ТЕКСТ:

◆ ◆ ◆

Абель заинтересовался, и Донован принес ему один экземпляр своей лекции.
Неделю спустя Донован получил от Абеля письменные замечания. Наиболее серьезной критике подвергся раздел лекции, касающейся оценки информации.
«Вам как юристу, – писал Абель, – известно, насколько тяжело составить подлинное представление о событиях на основе свидетельств очевидцев этих событий. Насколько же труднее должна быть задача оценки политических событий, когда источниками информации являются люди, политические взгляды которых накладывают определенный отпечаток на то, что они говорят. Одна из опасностей в деле оценки информации заключается в том, что сами люди, занимающиеся этой оценкой, могут истолковать ее в соответствии с собственными взглядами и предубеждениями».
Говорилось это, конечно, применительно к общим задачам политической и стратегической разведки, но именно тогда, когда Абель писал эти строки, он на собственном опыте убеждался в их правильности. Стоило только взять американские газеты и посмотреть отчеты и статьи, посвященные его делу.

◆ ◆ ◆

Данные для распознавания разметки документа:
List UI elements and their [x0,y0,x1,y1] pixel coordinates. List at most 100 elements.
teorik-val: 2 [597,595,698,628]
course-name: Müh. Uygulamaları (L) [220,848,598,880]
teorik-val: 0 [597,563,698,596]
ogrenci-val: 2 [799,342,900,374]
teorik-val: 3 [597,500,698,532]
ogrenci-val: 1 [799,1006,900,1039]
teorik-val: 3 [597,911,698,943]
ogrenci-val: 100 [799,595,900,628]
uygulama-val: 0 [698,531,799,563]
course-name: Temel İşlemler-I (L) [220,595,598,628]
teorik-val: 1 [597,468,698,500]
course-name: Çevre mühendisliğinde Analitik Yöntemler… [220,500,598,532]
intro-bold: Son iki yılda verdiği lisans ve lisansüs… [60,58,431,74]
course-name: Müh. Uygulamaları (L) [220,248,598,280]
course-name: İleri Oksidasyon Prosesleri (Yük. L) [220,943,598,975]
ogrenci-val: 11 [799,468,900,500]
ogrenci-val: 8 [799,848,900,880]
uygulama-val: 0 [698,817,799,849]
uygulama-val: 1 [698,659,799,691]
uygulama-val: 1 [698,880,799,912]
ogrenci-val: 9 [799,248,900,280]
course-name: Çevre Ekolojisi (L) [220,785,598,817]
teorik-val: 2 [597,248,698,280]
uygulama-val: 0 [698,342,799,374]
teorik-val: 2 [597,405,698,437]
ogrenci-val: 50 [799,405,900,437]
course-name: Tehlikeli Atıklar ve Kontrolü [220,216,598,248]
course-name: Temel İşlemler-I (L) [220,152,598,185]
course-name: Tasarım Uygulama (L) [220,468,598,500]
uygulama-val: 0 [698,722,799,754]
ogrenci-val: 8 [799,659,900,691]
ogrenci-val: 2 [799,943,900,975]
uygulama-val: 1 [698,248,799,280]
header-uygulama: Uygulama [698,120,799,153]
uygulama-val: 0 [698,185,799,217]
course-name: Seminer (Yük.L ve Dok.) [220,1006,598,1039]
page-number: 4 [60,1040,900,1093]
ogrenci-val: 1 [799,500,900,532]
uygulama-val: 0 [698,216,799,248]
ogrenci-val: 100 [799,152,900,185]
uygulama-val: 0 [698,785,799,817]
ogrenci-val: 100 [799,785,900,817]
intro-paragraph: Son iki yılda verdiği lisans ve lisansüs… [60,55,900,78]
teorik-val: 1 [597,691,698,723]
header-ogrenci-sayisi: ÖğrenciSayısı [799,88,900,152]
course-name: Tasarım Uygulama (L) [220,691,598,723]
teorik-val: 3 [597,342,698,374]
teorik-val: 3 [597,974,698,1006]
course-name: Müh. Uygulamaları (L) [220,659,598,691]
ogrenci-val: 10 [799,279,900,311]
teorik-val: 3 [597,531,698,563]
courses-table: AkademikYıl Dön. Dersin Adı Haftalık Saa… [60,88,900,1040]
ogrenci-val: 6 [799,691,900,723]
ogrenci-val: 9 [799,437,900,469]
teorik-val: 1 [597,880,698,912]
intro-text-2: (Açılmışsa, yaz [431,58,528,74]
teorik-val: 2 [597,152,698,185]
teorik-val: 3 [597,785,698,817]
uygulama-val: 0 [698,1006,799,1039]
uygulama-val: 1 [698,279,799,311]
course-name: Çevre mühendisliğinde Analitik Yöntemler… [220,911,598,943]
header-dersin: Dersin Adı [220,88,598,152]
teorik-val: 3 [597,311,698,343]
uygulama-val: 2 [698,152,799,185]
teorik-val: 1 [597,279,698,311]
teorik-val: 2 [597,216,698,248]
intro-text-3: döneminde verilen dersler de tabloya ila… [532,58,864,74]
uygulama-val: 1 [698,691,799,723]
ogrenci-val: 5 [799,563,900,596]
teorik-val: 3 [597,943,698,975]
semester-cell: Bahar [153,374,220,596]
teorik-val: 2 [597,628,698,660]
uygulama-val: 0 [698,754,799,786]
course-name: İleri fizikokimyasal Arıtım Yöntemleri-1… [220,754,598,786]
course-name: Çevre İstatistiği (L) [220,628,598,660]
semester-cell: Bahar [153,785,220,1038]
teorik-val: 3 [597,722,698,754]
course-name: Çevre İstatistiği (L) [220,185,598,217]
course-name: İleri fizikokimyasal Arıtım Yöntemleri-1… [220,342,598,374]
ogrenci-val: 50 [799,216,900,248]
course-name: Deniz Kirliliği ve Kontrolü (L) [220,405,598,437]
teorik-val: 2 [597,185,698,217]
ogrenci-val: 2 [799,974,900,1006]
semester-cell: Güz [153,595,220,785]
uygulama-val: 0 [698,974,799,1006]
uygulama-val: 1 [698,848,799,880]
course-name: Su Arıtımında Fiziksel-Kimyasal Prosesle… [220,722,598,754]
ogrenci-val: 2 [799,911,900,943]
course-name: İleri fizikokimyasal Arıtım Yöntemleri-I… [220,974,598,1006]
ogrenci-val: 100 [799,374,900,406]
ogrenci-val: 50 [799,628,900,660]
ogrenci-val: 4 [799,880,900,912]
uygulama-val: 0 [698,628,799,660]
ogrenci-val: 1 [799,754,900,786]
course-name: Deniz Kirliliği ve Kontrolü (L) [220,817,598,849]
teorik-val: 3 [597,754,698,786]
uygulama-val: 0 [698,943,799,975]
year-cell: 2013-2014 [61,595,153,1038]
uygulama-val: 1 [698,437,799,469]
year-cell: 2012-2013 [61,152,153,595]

◆ ◆ ◆

ЗАДАНИЯ:
**a)** Ответьте на вопросы по отрывку об Абеле, каждый ответ дайте с новой строки с тем же номером.
(i) Что Донован принес Абелю?
(ii) Через какое время Донован получил от Абеля письменные замечания?
(iii) Какой раздел лекции подвергся наиболее серьезной критике?
**b)** Объясните по отрывку об Абеле, почему, по словам Абеля, оценивать политические события труднее, чем составить представление о событиях по свидетельствам очевидцев.
**c)** Продолжите отрывок об Абеле, начав сразу после его последнего предложения.

ОТВЕТЫ:
**a)**
(i) Один экземпляр своей лекции.
(ii) Неделю спустя.
(iii) Раздел, касающийся оценки информации.

**b)** Источниками информации о политических событиях служат люди, чьи политические взгляды накладывают определенный отпечаток на их слова. Кроме того, те, кто оценивает информацию, сами могут истолковать ее в соответствии со своими взглядами и предубеждениями.

**c)**
Немецкая разведка во время первой и второй мировых войн с помощью тенденциозной информации пыталась оказывать влияние на разработку политики. «Это одна из самых величайших ошибок, которую только может совершить разведывательная служба», – писал Абель.
Донован никак не комментирует эти, разумеется, сугубо личные замечания Абеля. Он просто приводит этот случай, чтобы показать наличие у них общих «профессиональных» интересов.
Но их общие интересы не сводились только к вопросам разведки.
Так как Донован заведовал Бруклинским музеем и являлся членом художественной комиссии Нью – Йорка, между ними часто возникали споры о современном искусстве. «Он показал себя как блестящий и вместе с тем едкий критик модернизма», – писал Донован. Кончились «эти споры тем, что Абель написал в тюрьме и передал Доновану текст лекции «Искусство сегодня». Доновану лекция понравилась, и он обещал представить ее на рассмотрение художественной комиссии.
Искусство, так же как и математика, помогало Абелю переносить тяготы тюремного заключения. В тюрьме он решил пополнить свои теоретические знания и в этой области. Когда подошло еще одно рождество, он попросил Донована, которого избрал в качестве своего рождественского Санта Клауса, прислать ему четыре фунта молочного шоколада и четырехтомную «Социальную историю искусства».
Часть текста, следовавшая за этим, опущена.